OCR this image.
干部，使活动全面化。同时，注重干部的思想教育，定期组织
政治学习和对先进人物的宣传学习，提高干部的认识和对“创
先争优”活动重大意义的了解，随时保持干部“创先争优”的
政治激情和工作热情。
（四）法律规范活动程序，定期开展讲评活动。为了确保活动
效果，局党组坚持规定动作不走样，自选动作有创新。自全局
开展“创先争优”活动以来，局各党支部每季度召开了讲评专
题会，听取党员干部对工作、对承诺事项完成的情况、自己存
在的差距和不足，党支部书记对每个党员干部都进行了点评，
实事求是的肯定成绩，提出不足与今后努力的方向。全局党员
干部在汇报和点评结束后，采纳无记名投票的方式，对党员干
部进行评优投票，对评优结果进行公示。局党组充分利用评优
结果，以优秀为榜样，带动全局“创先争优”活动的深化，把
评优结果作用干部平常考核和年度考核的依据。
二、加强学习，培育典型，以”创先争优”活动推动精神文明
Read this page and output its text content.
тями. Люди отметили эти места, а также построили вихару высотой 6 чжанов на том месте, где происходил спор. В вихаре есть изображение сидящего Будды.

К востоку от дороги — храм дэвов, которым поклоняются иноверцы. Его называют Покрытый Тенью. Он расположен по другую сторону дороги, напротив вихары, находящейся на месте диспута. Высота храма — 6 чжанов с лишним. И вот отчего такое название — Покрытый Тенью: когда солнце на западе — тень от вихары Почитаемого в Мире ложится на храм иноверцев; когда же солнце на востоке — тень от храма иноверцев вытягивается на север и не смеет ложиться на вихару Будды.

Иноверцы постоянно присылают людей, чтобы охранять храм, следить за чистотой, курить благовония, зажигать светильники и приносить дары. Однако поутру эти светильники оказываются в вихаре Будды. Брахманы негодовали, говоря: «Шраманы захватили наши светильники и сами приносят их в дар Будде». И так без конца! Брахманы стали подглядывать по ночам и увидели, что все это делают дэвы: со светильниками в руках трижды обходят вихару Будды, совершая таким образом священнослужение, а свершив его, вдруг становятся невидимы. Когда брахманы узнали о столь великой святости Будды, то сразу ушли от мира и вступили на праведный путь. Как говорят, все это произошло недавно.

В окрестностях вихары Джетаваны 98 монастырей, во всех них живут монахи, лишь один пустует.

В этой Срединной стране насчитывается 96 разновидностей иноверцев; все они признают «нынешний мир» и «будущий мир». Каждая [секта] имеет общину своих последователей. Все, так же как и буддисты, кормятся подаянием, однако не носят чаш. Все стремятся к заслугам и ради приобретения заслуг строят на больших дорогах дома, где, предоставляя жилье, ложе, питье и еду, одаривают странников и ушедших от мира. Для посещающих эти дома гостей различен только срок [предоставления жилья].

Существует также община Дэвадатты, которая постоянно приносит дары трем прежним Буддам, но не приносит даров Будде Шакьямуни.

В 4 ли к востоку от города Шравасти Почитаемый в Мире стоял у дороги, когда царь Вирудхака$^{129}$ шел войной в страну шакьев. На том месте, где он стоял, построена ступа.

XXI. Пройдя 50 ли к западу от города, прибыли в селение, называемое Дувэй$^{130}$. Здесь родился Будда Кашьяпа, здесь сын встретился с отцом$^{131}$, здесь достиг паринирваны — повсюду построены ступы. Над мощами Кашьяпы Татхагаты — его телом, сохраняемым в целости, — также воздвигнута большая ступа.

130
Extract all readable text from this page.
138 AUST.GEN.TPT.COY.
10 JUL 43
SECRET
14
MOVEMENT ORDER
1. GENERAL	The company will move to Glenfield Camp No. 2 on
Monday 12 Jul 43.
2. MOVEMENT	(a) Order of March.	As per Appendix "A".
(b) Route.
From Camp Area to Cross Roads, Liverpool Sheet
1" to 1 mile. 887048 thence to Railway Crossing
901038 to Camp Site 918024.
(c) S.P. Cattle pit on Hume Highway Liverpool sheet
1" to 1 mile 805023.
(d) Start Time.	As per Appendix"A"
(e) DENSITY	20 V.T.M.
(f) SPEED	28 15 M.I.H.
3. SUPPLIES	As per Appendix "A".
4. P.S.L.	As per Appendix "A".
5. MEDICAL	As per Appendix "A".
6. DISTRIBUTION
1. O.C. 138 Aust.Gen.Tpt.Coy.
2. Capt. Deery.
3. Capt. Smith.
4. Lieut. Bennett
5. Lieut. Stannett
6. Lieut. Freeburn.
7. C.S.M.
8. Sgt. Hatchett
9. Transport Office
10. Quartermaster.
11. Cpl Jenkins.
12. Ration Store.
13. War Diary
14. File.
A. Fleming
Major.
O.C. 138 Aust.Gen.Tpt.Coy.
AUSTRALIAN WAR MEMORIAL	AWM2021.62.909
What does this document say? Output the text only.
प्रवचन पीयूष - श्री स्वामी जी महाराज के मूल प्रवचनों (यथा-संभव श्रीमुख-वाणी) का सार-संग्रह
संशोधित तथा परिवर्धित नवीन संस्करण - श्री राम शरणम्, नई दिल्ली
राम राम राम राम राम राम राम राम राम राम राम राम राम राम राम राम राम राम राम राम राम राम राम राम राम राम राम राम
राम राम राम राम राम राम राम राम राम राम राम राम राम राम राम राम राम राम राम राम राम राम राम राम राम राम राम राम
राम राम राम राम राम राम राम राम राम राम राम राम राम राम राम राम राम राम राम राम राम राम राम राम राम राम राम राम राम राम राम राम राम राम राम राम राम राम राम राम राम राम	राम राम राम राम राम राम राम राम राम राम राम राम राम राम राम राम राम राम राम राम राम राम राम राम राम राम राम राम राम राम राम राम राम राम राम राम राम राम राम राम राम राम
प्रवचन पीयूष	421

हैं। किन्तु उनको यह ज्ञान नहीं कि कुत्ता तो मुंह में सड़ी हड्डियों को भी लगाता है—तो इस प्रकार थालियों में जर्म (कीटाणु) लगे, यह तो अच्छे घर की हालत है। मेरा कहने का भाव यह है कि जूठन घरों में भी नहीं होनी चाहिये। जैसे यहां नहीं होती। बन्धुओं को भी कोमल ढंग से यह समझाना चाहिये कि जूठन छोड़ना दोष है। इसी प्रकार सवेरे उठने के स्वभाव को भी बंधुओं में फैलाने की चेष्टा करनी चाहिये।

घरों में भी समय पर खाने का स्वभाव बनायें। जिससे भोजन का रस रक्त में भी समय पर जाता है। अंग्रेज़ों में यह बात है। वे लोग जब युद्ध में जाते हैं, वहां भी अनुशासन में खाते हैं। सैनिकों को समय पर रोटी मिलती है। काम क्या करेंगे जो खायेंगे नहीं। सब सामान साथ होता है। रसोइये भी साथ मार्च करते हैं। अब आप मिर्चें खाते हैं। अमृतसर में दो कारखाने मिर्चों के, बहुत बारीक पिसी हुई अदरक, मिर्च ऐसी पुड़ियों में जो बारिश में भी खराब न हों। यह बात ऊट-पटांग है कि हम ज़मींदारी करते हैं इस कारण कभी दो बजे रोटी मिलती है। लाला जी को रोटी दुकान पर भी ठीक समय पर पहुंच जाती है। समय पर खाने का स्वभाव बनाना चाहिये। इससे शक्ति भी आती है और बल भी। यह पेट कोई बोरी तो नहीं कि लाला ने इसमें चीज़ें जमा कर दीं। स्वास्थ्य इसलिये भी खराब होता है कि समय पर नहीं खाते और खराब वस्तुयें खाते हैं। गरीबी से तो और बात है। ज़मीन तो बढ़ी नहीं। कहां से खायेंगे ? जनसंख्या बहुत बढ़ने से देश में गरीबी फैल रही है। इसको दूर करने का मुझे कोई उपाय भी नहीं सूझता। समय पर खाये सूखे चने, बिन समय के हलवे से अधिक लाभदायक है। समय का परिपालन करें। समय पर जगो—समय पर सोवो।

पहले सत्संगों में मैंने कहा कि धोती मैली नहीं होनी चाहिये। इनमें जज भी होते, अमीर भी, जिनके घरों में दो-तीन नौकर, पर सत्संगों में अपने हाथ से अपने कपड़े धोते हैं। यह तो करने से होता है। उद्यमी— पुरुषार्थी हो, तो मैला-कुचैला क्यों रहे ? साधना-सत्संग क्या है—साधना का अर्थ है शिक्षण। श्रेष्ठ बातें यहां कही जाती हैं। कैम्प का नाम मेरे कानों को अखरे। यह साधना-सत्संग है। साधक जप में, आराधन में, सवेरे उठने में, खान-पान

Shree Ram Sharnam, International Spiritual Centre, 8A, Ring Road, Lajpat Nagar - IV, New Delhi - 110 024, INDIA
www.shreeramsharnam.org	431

————————

Scan the material above for the string "page" and report each line where you find it.

SOLUTION FOR THIS EXERCISE »
Read this page and output its text content.
Extract all readable text from this page.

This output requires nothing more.